* _PROBLEM DETAILS_
Retype each line exactly. Skip images.

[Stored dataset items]
┌──

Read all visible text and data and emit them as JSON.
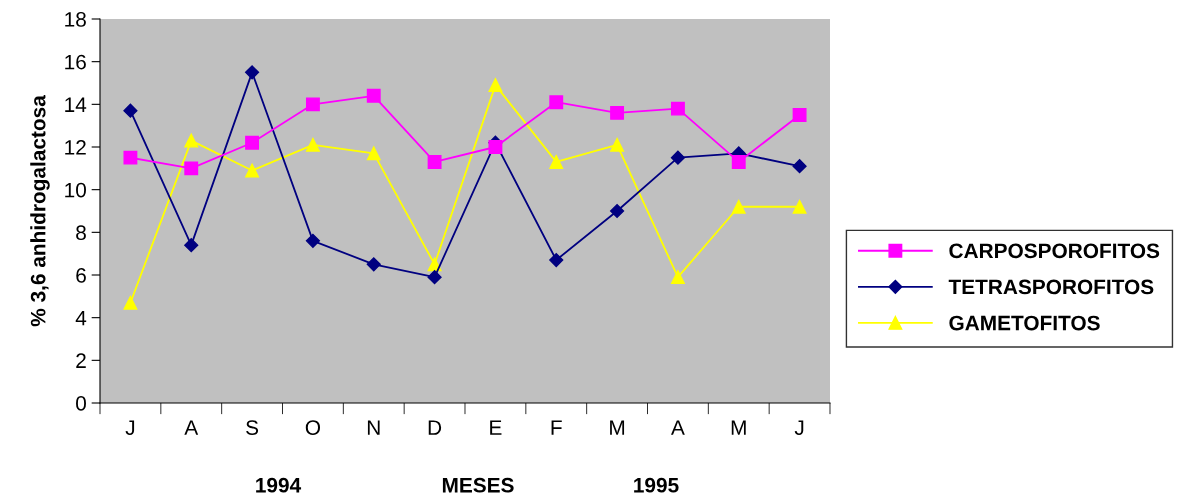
{
  "chart_data": {
    "type": "line",
    "xlabel": "MESES",
    "ylabel": "% 3,6 anhidrogalactosa",
    "categories": [
      "J",
      "A",
      "S",
      "O",
      "N",
      "D",
      "E",
      "F",
      "M",
      "A",
      "M",
      "J"
    ],
    "series": [
      {
        "name": "CARPOSPOROFITOS",
        "color": "#ff00ff",
        "marker": "square",
        "values": [
          11.5,
          11.0,
          12.2,
          14.0,
          14.4,
          11.3,
          12.0,
          14.1,
          13.6,
          13.8,
          11.3,
          13.5
        ]
      },
      {
        "name": "TETRASPOROFITOS",
        "color": "#000080",
        "marker": "diamond",
        "values": [
          13.7,
          7.4,
          15.5,
          7.6,
          6.5,
          5.9,
          12.2,
          6.7,
          9.0,
          11.5,
          11.7,
          11.1
        ]
      },
      {
        "name": "GAMETOFITOS",
        "color": "#ffff00",
        "marker": "triangle",
        "values": [
          4.7,
          12.3,
          10.9,
          12.1,
          11.7,
          6.5,
          14.9,
          11.3,
          12.1,
          5.9,
          9.2,
          9.2
        ]
      }
    ],
    "annotations": [
      "1994",
      "1995"
    ],
    "ylim": [
      0,
      18
    ],
    "yticks": [
      0,
      2,
      4,
      6,
      8,
      10,
      12,
      14,
      16,
      18
    ],
    "grid": false,
    "legend": "right",
    "line_style": "solid"
  }
}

└──

* _TASK SOLUTION_
Read all visible text and data and emit them as JSON.
{
  "chart_data": {
    "type": "line",
    "xlabel": "MESES",
    "ylabel": "% 3,6 anhidrogalactosa",
    "categories": [
      "J",
      "A",
      "S",
      "O",
      "N",
      "D",
      "E",
      "F",
      "M",
      "A",
      "M",
      "J"
    ],
    "series": [
      {
        "name": "CARPOSPOROFITOS",
        "color": "#ff00ff",
        "marker": "square",
        "values": [
          11.5,
          11.0,
          12.2,
          14.0,
          14.4,
          11.3,
          12.0,
          14.1,
          13.6,
          13.8,
          11.3,
          13.5
        ]
      },
      {
        "name": "TETRASPOROFITOS",
        "color": "#000080",
        "marker": "diamond",
        "values": [
          13.7,
          7.4,
          15.5,
          7.6,
          6.5,
          5.9,
          12.2,
          6.7,
          9.0,
          11.5,
          11.7,
          11.1
        ]
      },
      {
        "name": "GAMETOFITOS",
        "color": "#ffff00",
        "marker": "triangle",
        "values": [
          4.7,
          12.3,
          10.9,
          12.1,
          11.7,
          6.5,
          14.9,
          11.3,
          12.1,
          5.9,
          9.2,
          9.2
        ]
      }
    ],
    "annotations": [
      "1994",
      "1995"
    ],
    "ylim": [
      0,
      18
    ],
    "yticks": [
      0,
      2,
      4,
      6,
      8,
      10,
      12,
      14,
      16,
      18
    ],
    "grid": false,
    "legend": "right",
    "line_style": "solid"
  }
}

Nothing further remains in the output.